■ EXTRACTED INFORMATION ■
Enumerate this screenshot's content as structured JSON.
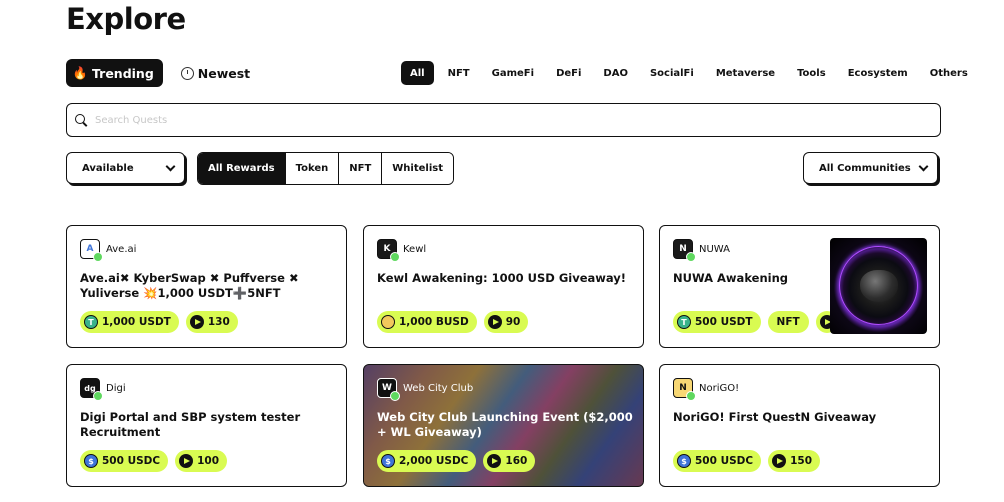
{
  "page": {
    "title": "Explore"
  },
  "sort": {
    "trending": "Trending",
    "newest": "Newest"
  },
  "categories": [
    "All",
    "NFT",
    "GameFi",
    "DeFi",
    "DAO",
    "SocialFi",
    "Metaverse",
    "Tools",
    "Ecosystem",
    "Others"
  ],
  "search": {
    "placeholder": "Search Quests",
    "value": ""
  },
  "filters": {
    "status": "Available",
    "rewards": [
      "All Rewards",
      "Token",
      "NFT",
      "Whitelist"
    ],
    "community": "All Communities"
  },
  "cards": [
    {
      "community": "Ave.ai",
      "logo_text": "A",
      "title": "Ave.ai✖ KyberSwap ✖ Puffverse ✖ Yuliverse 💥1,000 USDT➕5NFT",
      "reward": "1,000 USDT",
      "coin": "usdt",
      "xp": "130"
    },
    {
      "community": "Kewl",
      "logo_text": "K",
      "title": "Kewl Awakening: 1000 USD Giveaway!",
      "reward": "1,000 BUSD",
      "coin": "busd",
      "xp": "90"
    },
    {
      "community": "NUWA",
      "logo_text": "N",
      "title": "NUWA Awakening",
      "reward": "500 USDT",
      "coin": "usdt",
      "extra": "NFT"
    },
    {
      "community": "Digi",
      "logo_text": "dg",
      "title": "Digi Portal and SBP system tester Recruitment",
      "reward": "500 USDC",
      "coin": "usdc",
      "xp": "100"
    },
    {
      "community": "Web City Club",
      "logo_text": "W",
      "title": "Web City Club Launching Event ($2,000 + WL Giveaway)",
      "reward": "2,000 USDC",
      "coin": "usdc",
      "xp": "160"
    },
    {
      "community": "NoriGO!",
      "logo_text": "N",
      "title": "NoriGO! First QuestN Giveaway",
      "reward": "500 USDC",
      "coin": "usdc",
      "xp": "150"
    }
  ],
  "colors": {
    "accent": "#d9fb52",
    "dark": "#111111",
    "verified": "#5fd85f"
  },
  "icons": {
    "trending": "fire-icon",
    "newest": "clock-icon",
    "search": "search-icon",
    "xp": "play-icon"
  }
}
---
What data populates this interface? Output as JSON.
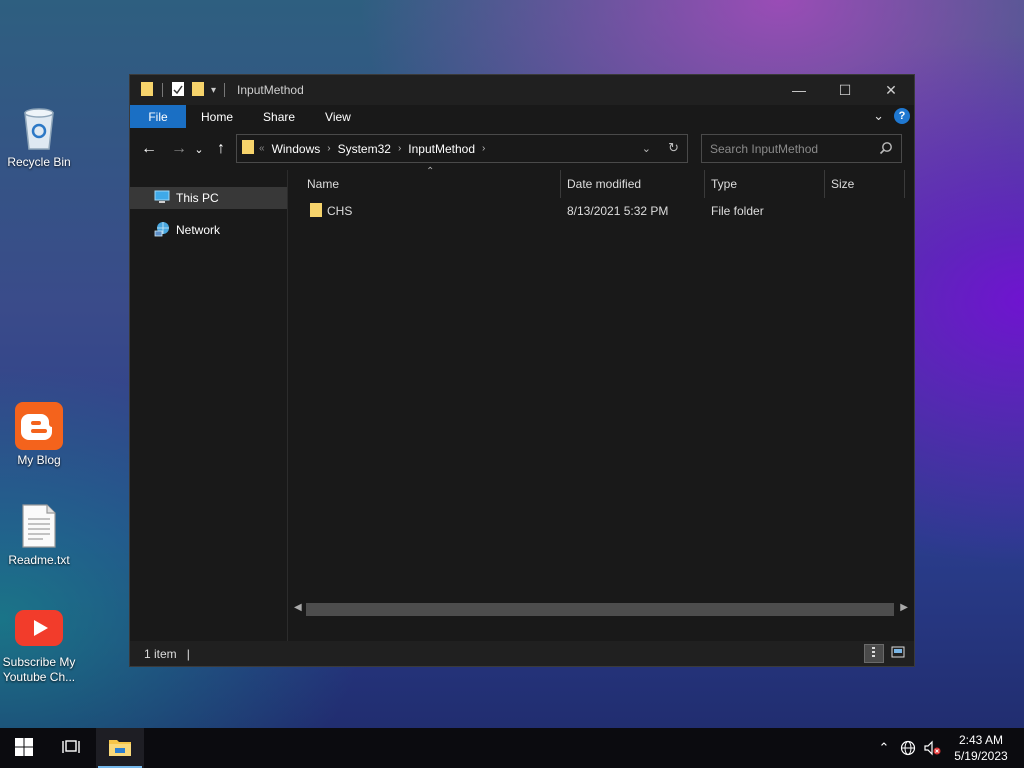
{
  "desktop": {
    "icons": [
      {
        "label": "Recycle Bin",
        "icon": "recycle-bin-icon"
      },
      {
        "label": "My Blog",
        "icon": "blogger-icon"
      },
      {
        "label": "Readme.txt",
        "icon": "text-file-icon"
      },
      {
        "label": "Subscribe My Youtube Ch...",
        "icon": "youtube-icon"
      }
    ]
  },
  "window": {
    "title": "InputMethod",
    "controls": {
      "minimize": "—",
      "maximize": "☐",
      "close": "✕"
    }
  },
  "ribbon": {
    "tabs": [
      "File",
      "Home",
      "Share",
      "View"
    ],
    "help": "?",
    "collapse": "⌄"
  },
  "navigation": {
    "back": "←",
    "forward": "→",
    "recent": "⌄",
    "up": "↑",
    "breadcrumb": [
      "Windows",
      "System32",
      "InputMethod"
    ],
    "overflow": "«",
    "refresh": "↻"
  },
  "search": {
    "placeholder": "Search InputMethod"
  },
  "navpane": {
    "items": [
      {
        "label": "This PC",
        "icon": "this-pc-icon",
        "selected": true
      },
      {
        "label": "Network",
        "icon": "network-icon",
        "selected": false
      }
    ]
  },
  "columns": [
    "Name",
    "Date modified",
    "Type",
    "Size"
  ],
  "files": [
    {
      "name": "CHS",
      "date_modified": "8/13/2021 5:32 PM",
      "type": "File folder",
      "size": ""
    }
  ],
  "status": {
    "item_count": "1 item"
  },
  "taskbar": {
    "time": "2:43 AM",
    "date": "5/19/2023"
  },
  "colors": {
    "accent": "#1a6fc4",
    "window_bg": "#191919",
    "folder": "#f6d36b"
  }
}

■ EXERCISE OBJECTIVE ■
Go through the preceding material and copy each line that has the word "community".

■ RESULT OF THE TASK ■
    "community": "All Communities"
      "community": "Ave.ai",
      "community": "Kewl",
      "community": "NUWA",
      "community": "Digi",
      "community": "Web City Club",
      "community": "NoriGO!",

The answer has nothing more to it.